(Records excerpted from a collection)
-- -- --

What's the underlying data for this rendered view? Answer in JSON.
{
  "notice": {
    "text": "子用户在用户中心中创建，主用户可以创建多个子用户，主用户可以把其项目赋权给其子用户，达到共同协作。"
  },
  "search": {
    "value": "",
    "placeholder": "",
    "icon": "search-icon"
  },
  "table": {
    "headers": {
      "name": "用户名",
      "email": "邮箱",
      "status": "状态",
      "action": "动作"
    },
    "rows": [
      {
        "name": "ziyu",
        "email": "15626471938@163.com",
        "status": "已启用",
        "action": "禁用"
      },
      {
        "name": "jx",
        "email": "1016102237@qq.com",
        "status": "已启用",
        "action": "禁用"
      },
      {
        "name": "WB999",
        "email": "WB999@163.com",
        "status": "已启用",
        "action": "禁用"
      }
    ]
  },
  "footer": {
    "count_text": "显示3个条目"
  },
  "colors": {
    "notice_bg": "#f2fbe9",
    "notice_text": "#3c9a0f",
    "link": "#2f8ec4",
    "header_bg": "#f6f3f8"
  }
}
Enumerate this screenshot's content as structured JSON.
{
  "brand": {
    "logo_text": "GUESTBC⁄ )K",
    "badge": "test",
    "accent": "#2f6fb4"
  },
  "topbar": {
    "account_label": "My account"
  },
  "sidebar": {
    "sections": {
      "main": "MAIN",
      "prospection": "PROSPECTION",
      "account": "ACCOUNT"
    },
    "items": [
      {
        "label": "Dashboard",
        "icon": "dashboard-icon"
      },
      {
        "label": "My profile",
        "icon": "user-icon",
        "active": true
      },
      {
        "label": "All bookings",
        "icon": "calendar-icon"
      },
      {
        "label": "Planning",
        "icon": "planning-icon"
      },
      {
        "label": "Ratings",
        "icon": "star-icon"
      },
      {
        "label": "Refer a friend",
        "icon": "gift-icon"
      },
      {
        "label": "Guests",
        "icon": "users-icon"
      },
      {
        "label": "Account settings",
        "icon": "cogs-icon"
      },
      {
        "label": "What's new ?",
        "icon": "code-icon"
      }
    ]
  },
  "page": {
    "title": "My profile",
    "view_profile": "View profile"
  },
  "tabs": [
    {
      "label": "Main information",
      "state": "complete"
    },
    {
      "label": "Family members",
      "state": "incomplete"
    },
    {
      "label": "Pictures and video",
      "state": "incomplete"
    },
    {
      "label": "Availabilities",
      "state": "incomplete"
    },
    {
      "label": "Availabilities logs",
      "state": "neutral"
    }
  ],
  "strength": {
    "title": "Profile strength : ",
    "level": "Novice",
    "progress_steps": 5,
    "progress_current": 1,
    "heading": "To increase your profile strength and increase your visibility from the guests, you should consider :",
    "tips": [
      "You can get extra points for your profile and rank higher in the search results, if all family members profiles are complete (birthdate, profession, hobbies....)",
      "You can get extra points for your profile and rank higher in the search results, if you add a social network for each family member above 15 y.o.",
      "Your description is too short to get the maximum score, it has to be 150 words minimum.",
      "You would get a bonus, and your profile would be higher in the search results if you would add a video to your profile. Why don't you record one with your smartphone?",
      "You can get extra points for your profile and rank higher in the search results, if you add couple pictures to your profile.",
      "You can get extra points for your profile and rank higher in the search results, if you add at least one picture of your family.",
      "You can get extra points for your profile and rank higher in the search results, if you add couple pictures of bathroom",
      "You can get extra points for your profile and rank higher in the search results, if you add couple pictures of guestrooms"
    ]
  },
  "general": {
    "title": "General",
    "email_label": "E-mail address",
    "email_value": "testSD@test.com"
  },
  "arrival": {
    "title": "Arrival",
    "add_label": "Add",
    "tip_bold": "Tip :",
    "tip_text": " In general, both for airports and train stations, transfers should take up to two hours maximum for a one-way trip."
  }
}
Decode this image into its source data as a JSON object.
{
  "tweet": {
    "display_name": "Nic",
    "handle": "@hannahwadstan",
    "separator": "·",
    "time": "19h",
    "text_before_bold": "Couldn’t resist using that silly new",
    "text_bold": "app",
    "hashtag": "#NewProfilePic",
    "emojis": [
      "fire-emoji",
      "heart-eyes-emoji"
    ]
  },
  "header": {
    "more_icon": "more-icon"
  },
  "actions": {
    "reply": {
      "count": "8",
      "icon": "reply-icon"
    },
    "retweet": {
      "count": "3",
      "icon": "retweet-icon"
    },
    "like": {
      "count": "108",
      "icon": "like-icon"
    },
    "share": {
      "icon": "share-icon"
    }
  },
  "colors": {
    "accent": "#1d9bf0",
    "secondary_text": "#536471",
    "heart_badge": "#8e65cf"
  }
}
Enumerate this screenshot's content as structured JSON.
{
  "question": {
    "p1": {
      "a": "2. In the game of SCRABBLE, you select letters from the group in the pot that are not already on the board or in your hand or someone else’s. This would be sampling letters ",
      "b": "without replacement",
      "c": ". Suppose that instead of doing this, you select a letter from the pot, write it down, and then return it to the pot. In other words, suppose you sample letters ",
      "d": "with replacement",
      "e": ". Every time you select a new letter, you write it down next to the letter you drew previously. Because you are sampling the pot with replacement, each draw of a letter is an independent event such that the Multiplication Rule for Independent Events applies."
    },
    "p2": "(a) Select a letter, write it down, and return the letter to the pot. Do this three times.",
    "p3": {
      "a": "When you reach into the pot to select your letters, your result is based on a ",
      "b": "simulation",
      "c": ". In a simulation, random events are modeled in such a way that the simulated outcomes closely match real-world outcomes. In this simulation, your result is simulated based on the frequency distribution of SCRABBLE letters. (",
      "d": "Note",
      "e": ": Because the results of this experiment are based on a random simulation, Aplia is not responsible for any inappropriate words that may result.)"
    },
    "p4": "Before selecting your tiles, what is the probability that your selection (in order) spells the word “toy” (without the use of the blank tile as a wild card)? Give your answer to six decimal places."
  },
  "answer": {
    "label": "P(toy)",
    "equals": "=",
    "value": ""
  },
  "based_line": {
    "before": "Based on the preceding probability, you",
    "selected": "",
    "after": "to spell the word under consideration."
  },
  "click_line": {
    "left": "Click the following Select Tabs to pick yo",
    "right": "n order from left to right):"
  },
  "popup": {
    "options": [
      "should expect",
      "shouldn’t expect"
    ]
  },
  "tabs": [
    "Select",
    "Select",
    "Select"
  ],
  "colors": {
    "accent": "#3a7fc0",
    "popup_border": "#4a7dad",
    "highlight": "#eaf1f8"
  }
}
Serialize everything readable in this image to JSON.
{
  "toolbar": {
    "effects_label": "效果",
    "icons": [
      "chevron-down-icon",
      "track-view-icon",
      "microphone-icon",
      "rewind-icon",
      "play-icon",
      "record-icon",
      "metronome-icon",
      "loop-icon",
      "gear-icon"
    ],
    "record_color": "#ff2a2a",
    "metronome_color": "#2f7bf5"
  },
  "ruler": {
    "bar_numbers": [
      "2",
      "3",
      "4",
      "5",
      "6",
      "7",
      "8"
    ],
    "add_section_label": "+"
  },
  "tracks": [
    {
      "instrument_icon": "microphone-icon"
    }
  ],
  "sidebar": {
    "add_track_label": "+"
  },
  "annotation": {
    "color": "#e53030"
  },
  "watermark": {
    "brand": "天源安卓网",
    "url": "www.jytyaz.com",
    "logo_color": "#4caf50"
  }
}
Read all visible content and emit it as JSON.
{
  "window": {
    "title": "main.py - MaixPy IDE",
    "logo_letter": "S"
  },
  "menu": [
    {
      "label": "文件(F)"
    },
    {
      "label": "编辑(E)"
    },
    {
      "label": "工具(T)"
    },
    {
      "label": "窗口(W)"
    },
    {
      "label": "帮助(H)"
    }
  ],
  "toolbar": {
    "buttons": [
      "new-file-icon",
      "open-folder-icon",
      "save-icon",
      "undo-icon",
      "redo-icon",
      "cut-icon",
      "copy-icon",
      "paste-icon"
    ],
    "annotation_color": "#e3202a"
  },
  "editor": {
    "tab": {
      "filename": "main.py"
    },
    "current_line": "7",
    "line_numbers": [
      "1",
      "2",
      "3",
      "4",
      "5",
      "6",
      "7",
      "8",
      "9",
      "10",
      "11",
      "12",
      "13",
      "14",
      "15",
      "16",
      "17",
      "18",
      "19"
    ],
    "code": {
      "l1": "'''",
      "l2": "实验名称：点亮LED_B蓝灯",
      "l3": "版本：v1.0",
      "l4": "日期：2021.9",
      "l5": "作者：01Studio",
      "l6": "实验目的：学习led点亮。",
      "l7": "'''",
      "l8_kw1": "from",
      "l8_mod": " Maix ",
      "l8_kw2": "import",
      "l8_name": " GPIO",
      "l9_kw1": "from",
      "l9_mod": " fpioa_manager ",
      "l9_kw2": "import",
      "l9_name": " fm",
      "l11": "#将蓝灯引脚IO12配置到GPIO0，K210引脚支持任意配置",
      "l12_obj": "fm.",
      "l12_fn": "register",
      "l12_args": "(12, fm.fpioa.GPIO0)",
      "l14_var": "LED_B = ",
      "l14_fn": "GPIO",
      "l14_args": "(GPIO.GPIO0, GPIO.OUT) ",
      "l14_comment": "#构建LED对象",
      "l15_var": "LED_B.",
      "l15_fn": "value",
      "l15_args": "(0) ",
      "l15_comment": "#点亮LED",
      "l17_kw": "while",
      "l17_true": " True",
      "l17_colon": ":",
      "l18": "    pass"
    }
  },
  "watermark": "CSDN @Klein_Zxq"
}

-- -- --

GIVEN PROBLEM |
All lines holding the word "data" should be picked out and copied.

RESPONSE FOR THIS EXERCISE |
What's the underlying data for this rendered view? Answer in JSON.
Decode this image into its source data as a JSON object.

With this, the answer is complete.